# GOAL OF THE EXERCISE
Reproduce this listing in full.
** Start of DATASET CONTENT **
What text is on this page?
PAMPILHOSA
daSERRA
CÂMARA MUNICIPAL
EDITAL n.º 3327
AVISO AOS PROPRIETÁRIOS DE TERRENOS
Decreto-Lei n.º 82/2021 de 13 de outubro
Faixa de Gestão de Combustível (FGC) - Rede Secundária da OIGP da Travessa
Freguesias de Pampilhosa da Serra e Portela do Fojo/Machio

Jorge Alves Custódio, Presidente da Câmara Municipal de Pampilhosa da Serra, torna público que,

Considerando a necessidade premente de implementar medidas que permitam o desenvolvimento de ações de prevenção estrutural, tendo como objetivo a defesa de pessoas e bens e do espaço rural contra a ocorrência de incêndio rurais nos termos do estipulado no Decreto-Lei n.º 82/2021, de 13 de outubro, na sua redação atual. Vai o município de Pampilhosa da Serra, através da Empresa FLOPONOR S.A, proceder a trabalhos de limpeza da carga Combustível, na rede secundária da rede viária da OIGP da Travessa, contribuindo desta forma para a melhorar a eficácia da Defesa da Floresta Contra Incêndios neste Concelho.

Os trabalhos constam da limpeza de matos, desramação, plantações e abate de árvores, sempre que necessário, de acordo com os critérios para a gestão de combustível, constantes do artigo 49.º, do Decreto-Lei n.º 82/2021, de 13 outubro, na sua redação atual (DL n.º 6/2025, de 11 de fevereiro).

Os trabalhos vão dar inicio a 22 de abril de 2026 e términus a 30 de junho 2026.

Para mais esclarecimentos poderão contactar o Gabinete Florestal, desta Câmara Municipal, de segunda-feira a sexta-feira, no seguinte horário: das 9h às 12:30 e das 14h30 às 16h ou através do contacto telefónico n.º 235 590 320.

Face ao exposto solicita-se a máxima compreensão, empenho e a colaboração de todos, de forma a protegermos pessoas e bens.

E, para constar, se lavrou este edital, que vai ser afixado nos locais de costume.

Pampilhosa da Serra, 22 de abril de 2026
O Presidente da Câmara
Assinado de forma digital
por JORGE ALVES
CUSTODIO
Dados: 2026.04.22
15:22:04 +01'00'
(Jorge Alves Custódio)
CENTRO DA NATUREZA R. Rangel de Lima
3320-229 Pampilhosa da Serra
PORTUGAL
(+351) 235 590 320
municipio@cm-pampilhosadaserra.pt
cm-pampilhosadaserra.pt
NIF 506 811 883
** End of DATASET CONTENT **
# SOLUTION TO THE EXERCISE
What text is on this page?
PAMPILHOSA
daSERRA
CÂMARA MUNICIPAL
EDITAL n.º 3327
AVISO AOS PROPRIETÁRIOS DE TERRENOS
Decreto-Lei n.º 82/2021 de 13 de outubro
Faixa de Gestão de Combustível (FGC) - Rede Secundária da OIGP da Travessa
Freguesias de Pampilhosa da Serra e Portela do Fojo/Machio

Jorge Alves Custódio, Presidente da Câmara Municipal de Pampilhosa da Serra, torna público que,

Considerando a necessidade premente de implementar medidas que permitam o desenvolvimento de ações de prevenção estrutural, tendo como objetivo a defesa de pessoas e bens e do espaço rural contra a ocorrência de incêndio rurais nos termos do estipulado no Decreto-Lei n.º 82/2021, de 13 de outubro, na sua redação atual. Vai o município de Pampilhosa da Serra, através da Empresa FLOPONOR S.A, proceder a trabalhos de limpeza da carga Combustível, na rede secundária da rede viária da OIGP da Travessa, contribuindo desta forma para a melhorar a eficácia da Defesa da Floresta Contra Incêndios neste Concelho.

Os trabalhos constam da limpeza de matos, desramação, plantações e abate de árvores, sempre que necessário, de acordo com os critérios para a gestão de combustível, constantes do artigo 49.º, do Decreto-Lei n.º 82/2021, de 13 outubro, na sua redação atual (DL n.º 6/2025, de 11 de fevereiro).

Os trabalhos vão dar inicio a 22 de abril de 2026 e términus a 30 de junho 2026.

Para mais esclarecimentos poderão contactar o Gabinete Florestal, desta Câmara Municipal, de segunda-feira a sexta-feira, no seguinte horário: das 9h às 12:30 e das 14h30 às 16h ou através do contacto telefónico n.º 235 590 320.

Face ao exposto solicita-se a máxima compreensão, empenho e a colaboração de todos, de forma a protegermos pessoas e bens.

E, para constar, se lavrou este edital, que vai ser afixado nos locais de costume.

Pampilhosa da Serra, 22 de abril de 2026
O Presidente da Câmara
Assinado de forma digital
por JORGE ALVES
CUSTODIO
Dados: 2026.04.22
15:22:04 +01'00'
(Jorge Alves Custódio)
CENTRO DA NATUREZA R. Rangel de Lima
3320-229 Pampilhosa da Serra
PORTUGAL
(+351) 235 590 320
municipio@cm-pampilhosadaserra.pt
cm-pampilhosadaserra.pt
NIF 506 811 883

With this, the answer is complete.